EXERCISE INPUT:
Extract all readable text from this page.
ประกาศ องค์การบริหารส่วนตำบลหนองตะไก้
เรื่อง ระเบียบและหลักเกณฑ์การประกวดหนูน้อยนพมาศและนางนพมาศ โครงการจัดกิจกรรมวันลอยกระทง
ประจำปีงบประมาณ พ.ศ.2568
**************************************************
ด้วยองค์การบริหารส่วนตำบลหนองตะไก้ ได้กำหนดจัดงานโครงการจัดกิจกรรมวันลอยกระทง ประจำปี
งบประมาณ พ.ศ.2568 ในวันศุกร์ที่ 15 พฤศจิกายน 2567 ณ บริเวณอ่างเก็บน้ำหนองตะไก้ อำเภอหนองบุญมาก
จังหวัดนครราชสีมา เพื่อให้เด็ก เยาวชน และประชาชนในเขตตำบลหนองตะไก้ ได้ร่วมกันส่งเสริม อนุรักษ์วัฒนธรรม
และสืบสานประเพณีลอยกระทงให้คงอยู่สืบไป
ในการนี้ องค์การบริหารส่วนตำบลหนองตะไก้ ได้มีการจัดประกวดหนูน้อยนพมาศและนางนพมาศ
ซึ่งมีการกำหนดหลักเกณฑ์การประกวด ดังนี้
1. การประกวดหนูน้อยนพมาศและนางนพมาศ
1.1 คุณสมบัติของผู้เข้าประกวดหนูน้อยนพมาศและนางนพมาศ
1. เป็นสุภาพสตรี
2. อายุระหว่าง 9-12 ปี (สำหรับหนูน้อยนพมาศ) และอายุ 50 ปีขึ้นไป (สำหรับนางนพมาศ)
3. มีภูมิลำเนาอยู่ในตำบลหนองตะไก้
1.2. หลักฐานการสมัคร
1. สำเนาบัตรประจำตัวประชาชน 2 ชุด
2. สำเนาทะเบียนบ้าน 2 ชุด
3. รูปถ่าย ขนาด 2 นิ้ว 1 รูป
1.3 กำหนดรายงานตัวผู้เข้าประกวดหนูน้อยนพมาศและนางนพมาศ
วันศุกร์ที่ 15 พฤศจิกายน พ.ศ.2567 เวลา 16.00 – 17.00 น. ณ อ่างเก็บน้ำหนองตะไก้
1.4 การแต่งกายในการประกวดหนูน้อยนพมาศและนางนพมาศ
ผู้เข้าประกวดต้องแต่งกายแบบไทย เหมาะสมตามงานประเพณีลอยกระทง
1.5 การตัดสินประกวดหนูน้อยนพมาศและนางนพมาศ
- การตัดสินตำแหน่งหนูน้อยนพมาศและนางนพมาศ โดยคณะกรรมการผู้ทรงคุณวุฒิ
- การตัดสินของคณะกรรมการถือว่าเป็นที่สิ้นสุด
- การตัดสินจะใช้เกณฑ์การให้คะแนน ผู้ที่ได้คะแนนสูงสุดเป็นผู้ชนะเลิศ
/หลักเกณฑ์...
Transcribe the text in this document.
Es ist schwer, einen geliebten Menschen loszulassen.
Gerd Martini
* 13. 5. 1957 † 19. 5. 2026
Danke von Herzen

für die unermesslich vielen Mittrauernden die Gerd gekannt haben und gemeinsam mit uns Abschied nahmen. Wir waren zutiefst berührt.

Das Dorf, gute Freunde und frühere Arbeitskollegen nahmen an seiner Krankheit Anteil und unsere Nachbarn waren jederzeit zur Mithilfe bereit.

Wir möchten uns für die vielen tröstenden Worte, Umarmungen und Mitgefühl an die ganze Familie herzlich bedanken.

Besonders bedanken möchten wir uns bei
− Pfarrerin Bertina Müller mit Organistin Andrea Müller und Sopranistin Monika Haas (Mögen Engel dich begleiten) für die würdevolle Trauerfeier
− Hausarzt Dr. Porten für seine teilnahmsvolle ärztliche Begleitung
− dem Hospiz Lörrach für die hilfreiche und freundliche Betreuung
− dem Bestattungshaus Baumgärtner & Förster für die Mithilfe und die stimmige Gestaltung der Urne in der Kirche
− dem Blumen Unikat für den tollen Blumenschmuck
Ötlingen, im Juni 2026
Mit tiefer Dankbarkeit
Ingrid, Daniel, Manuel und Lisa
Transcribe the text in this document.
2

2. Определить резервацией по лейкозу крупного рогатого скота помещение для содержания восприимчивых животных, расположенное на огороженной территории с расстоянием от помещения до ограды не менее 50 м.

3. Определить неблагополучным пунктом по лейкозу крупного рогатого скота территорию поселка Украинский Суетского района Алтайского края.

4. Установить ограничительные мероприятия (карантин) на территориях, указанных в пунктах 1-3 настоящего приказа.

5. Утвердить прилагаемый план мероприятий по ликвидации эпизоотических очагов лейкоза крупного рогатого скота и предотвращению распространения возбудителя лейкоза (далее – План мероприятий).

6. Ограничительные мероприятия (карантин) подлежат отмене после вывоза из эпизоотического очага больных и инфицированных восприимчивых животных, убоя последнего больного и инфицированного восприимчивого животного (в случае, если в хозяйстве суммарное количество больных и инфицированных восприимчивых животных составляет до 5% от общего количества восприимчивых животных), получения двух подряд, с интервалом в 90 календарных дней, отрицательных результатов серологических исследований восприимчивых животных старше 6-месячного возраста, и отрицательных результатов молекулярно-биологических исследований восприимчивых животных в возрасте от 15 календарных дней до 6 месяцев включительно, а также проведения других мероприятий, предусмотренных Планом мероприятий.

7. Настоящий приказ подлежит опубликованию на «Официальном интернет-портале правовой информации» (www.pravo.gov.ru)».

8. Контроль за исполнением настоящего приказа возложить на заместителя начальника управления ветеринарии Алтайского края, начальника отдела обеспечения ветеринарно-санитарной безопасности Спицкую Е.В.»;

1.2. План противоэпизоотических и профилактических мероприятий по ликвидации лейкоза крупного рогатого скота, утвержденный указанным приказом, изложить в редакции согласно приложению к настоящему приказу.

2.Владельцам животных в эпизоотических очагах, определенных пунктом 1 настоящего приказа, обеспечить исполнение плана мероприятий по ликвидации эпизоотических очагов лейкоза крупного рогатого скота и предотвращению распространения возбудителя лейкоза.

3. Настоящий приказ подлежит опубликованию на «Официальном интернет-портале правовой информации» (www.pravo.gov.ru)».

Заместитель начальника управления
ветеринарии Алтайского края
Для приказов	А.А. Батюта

TASK DETAILS: Reproduce each entry from the records above, character for character.

OUTPUT FOR THIS EXERCISE:
Extract all readable text from this page.
ประกาศ องค์การบริหารส่วนตำบลหนองตะไก้
เรื่อง ระเบียบและหลักเกณฑ์การประกวดหนูน้อยนพมาศและนางนพมาศ โครงการจัดกิจกรรมวันลอยกระทง
ประจำปีงบประมาณ พ.ศ.2568
**************************************************
ด้วยองค์การบริหารส่วนตำบลหนองตะไก้ ได้กำหนดจัดงานโครงการจัดกิจกรรมวันลอยกระทง ประจำปี
งบประมาณ พ.ศ.2568 ในวันศุกร์ที่ 15 พฤศจิกายน 2567 ณ บริเวณอ่างเก็บน้ำหนองตะไก้ อำเภอหนองบุญมาก
จังหวัดนครราชสีมา เพื่อให้เด็ก เยาวชน และประชาชนในเขตตำบลหนองตะไก้ ได้ร่วมกันส่งเสริม อนุรักษ์วัฒนธรรม
และสืบสานประเพณีลอยกระทงให้คงอยู่สืบไป
ในการนี้ องค์การบริหารส่วนตำบลหนองตะไก้ ได้มีการจัดประกวดหนูน้อยนพมาศและนางนพมาศ
ซึ่งมีการกำหนดหลักเกณฑ์การประกวด ดังนี้
1. การประกวดหนูน้อยนพมาศและนางนพมาศ
1.1 คุณสมบัติของผู้เข้าประกวดหนูน้อยนพมาศและนางนพมาศ
1. เป็นสุภาพสตรี
2. อายุระหว่าง 9-12 ปี (สำหรับหนูน้อยนพมาศ) และอายุ 50 ปีขึ้นไป (สำหรับนางนพมาศ)
3. มีภูมิลำเนาอยู่ในตำบลหนองตะไก้
1.2. หลักฐานการสมัคร
1. สำเนาบัตรประจำตัวประชาชน 2 ชุด
2. สำเนาทะเบียนบ้าน 2 ชุด
3. รูปถ่าย ขนาด 2 นิ้ว 1 รูป
1.3 กำหนดรายงานตัวผู้เข้าประกวดหนูน้อยนพมาศและนางนพมาศ
วันศุกร์ที่ 15 พฤศจิกายน พ.ศ.2567 เวลา 16.00 – 17.00 น. ณ อ่างเก็บน้ำหนองตะไก้
1.4 การแต่งกายในการประกวดหนูน้อยนพมาศและนางนพมาศ
ผู้เข้าประกวดต้องแต่งกายแบบไทย เหมาะสมตามงานประเพณีลอยกระทง
1.5 การตัดสินประกวดหนูน้อยนพมาศและนางนพมาศ
- การตัดสินตำแหน่งหนูน้อยนพมาศและนางนพมาศ โดยคณะกรรมการผู้ทรงคุณวุฒิ
- การตัดสินของคณะกรรมการถือว่าเป็นที่สิ้นสุด
- การตัดสินจะใช้เกณฑ์การให้คะแนน ผู้ที่ได้คะแนนสูงสุดเป็นผู้ชนะเลิศ
/หลักเกณฑ์...
Transcribe the text in this document.
Es ist schwer, einen geliebten Menschen loszulassen.
Gerd Martini
* 13. 5. 1957 † 19. 5. 2026
Danke von Herzen

für die unermesslich vielen Mittrauernden die Gerd gekannt haben und gemeinsam mit uns Abschied nahmen. Wir waren zutiefst berührt.

Das Dorf, gute Freunde und frühere Arbeitskollegen nahmen an seiner Krankheit Anteil und unsere Nachbarn waren jederzeit zur Mithilfe bereit.

Wir möchten uns für die vielen tröstenden Worte, Umarmungen und Mitgefühl an die ganze Familie herzlich bedanken.

Besonders bedanken möchten wir uns bei
− Pfarrerin Bertina Müller mit Organistin Andrea Müller und Sopranistin Monika Haas (Mögen Engel dich begleiten) für die würdevolle Trauerfeier
− Hausarzt Dr. Porten für seine teilnahmsvolle ärztliche Begleitung
− dem Hospiz Lörrach für die hilfreiche und freundliche Betreuung
− dem Bestattungshaus Baumgärtner & Förster für die Mithilfe und die stimmige Gestaltung der Urne in der Kirche
− dem Blumen Unikat für den tollen Blumenschmuck
Ötlingen, im Juni 2026
Mit tiefer Dankbarkeit
Ingrid, Daniel, Manuel und Lisa
Transcribe the text in this document.
2

2. Определить резервацией по лейкозу крупного рогатого скота помещение для содержания восприимчивых животных, расположенное на огороженной территории с расстоянием от помещения до ограды не менее 50 м.

3. Определить неблагополучным пунктом по лейкозу крупного рогатого скота территорию поселка Украинский Суетского района Алтайского края.

4. Установить ограничительные мероприятия (карантин) на территориях, указанных в пунктах 1-3 настоящего приказа.

5. Утвердить прилагаемый план мероприятий по ликвидации эпизоотических очагов лейкоза крупного рогатого скота и предотвращению распространения возбудителя лейкоза (далее – План мероприятий).

6. Ограничительные мероприятия (карантин) подлежат отмене после вывоза из эпизоотического очага больных и инфицированных восприимчивых животных, убоя последнего больного и инфицированного восприимчивого животного (в случае, если в хозяйстве суммарное количество больных и инфицированных восприимчивых животных составляет до 5% от общего количества восприимчивых животных), получения двух подряд, с интервалом в 90 календарных дней, отрицательных результатов серологических исследований восприимчивых животных старше 6-месячного возраста, и отрицательных результатов молекулярно-биологических исследований восприимчивых животных в возрасте от 15 календарных дней до 6 месяцев включительно, а также проведения других мероприятий, предусмотренных Планом мероприятий.

7. Настоящий приказ подлежит опубликованию на «Официальном интернет-портале правовой информации» (www.pravo.gov.ru)».

8. Контроль за исполнением настоящего приказа возложить на заместителя начальника управления ветеринарии Алтайского края, начальника отдела обеспечения ветеринарно-санитарной безопасности Спицкую Е.В.»;

1.2. План противоэпизоотических и профилактических мероприятий по ликвидации лейкоза крупного рогатого скота, утвержденный указанным приказом, изложить в редакции согласно приложению к настоящему приказу.

2.Владельцам животных в эпизоотических очагах, определенных пунктом 1 настоящего приказа, обеспечить исполнение плана мероприятий по ликвидации эпизоотических очагов лейкоза крупного рогатого скота и предотвращению распространения возбудителя лейкоза.

3. Настоящий приказ подлежит опубликованию на «Официальном интернет-портале правовой информации» (www.pravo.gov.ru)».

Заместитель начальника управления
ветеринарии Алтайского края
Для приказов	А.А. Батюта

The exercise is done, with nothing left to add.